What is being asked :: Please output the lines shown below exactly as they appear.

Saved entries
-----

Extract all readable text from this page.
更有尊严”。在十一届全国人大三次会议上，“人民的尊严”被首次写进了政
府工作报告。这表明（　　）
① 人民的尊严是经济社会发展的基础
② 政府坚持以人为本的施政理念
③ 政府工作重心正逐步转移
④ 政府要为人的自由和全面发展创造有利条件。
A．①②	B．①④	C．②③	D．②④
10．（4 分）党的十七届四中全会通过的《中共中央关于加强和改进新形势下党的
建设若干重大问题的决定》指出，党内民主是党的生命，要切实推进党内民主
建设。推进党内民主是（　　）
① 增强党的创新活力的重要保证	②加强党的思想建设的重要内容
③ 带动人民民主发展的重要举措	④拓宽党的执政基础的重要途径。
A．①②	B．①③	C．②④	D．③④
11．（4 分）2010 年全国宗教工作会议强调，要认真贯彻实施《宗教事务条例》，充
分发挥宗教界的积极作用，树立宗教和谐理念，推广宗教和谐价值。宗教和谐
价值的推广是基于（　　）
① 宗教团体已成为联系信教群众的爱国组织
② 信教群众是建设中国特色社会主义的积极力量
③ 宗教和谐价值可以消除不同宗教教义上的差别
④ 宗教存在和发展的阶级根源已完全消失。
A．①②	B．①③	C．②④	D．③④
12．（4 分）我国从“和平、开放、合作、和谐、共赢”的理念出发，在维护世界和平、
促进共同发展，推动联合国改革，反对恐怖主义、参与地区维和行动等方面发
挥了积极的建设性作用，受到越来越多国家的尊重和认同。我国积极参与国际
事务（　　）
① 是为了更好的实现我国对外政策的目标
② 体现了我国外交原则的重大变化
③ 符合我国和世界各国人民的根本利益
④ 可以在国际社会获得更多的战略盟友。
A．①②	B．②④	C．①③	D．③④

-----

Written answer ::
Extract all readable text from this page.
更有尊严”。在十一届全国人大三次会议上，“人民的尊严”被首次写进了政
府工作报告。这表明（　　）
① 人民的尊严是经济社会发展的基础
② 政府坚持以人为本的施政理念
③ 政府工作重心正逐步转移
④ 政府要为人的自由和全面发展创造有利条件。
A．①②	B．①④	C．②③	D．②④
10．（4 分）党的十七届四中全会通过的《中共中央关于加强和改进新形势下党的
建设若干重大问题的决定》指出，党内民主是党的生命，要切实推进党内民主
建设。推进党内民主是（　　）
① 增强党的创新活力的重要保证	②加强党的思想建设的重要内容
③ 带动人民民主发展的重要举措	④拓宽党的执政基础的重要途径。
A．①②	B．①③	C．②④	D．③④
11．（4 分）2010 年全国宗教工作会议强调，要认真贯彻实施《宗教事务条例》，充
分发挥宗教界的积极作用，树立宗教和谐理念，推广宗教和谐价值。宗教和谐
价值的推广是基于（　　）
① 宗教团体已成为联系信教群众的爱国组织
② 信教群众是建设中国特色社会主义的积极力量
③ 宗教和谐价值可以消除不同宗教教义上的差别
④ 宗教存在和发展的阶级根源已完全消失。
A．①②	B．①③	C．②④	D．③④
12．（4 分）我国从“和平、开放、合作、和谐、共赢”的理念出发，在维护世界和平、
促进共同发展，推动联合国改革，反对恐怖主义、参与地区维和行动等方面发
挥了积极的建设性作用，受到越来越多国家的尊重和认同。我国积极参与国际
事务（　　）
① 是为了更好的实现我国对外政策的目标
② 体现了我国外交原则的重大变化
③ 符合我国和世界各国人民的根本利益
④ 可以在国际社会获得更多的战略盟友。
A．①②	B．②④	C．①③	D．③④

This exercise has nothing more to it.